▶ [Отрывок для чтения]
⁂

Ну, и тогда же пошла в КГБ "за правдой." Про деда узнавать. Бабушка же его все ждала, пока не умерла в 70-х, хотя ей и прислали письмо в «оттепель», что он умер в лагере. Прихожу. Тип такой, наглый, меня выслушал и говорит: «Ладно. Жди. Я тебе сейчас принесу папку, а ровно через 10 мин заберу». Принес. Ушел, заперев за собой дверь. Я открываю папку. И вижу. что это, как бы, выписка из «Дела» Смотрю на "живые" письма, написанные рукой моей молодой бабушки, и моего еще совсем молодого отца-студента, и всё это – просьбы… расскажите, соедините, мол, с невиновным, или про могилу или оправдайте… Со мною тут же истерика случилась, правда, тихая такая. Как бы, кто-то дал пинком в живот – и ты задохнулся... Потому как, при этом читаю черным-по-белому, что расстрелян, мол, Давид, через два часа, после суда, в г. Сталинграде за участие в троцкистско-зиновьевском заговоре. Прокурор такой-то, адвокат такой-то (всех их потом тоже бабахнули), и заявил такой-то. Запомнила я все имена и номер дела за эти десять длинных минут –отпечатались в памяти.

⁂

▶ [Выдержки из записей]
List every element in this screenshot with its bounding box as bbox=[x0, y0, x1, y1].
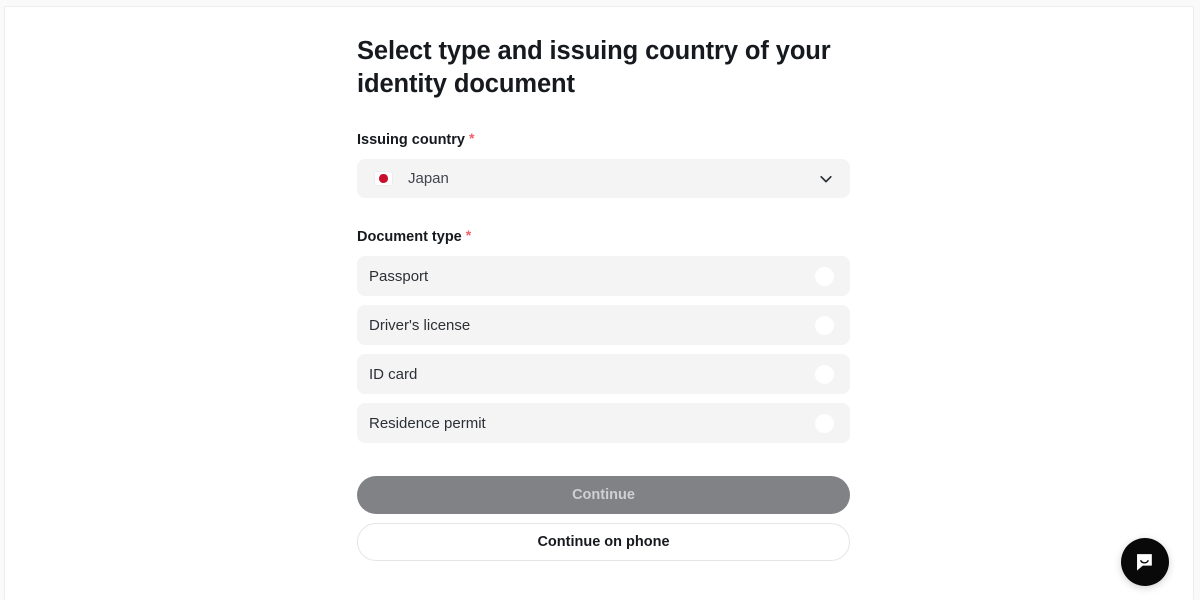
issuing-country-label-text: Issuing country bbox=[357, 132, 465, 148]
verification-form: Select type and issuing country of your … bbox=[357, 7, 850, 561]
radio-button[interactable] bbox=[815, 364, 834, 384]
japan-flag-sun bbox=[379, 174, 388, 183]
document-type-label-text: Document type bbox=[357, 229, 462, 245]
radio-button[interactable] bbox=[815, 315, 834, 335]
option-passport[interactable]: Passport bbox=[357, 256, 850, 296]
issuing-country-value: Japan bbox=[408, 170, 449, 187]
option-label: Driver's license bbox=[369, 316, 471, 334]
chat-bubble-smile-icon bbox=[1136, 553, 1152, 571]
option-label: ID card bbox=[369, 365, 418, 383]
option-label: Passport bbox=[369, 267, 429, 285]
option-label: Residence permit bbox=[369, 414, 486, 432]
japan-flag-icon bbox=[375, 172, 392, 185]
document-type-options: Passport Driver's license ID card Reside… bbox=[357, 256, 850, 443]
continue-button[interactable]: Continue bbox=[357, 476, 850, 514]
issuing-country-label: Issuing country * bbox=[357, 131, 850, 149]
browser-viewport: Select type and issuing country of your … bbox=[0, 0, 1200, 600]
option-id-card[interactable]: ID card bbox=[357, 354, 850, 394]
option-drivers-license[interactable]: Driver's license bbox=[357, 305, 850, 345]
form-actions: Continue Continue on phone bbox=[357, 476, 850, 561]
page-surface: Select type and issuing country of your … bbox=[4, 6, 1194, 600]
required-asterisk: * bbox=[465, 227, 472, 243]
option-residence-permit[interactable]: Residence permit bbox=[357, 403, 850, 443]
continue-on-phone-button[interactable]: Continue on phone bbox=[357, 523, 850, 561]
radio-button[interactable] bbox=[815, 266, 834, 286]
document-type-label: Document type * bbox=[357, 228, 850, 246]
issuing-country-select[interactable]: Japan bbox=[357, 159, 850, 198]
chevron-down-icon bbox=[820, 175, 832, 182]
chat-launcher-button[interactable] bbox=[1121, 538, 1169, 586]
radio-button[interactable] bbox=[815, 413, 834, 433]
required-asterisk: * bbox=[468, 130, 475, 146]
page-title: Select type and issuing country of your … bbox=[357, 37, 831, 98]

⁂

▶ [Задание]
Перечислите все сведения о гибели Давида, которые, судя по отрывку для чтения, были записаны в папке черным по белому.

▶ [Решение]
- Давид был расстрелян.
- Это случилось через два часа после суда.
- Это произошло в городе Сталинграде.
- Причина: участие в троцкистско-зиновьевском заговоре.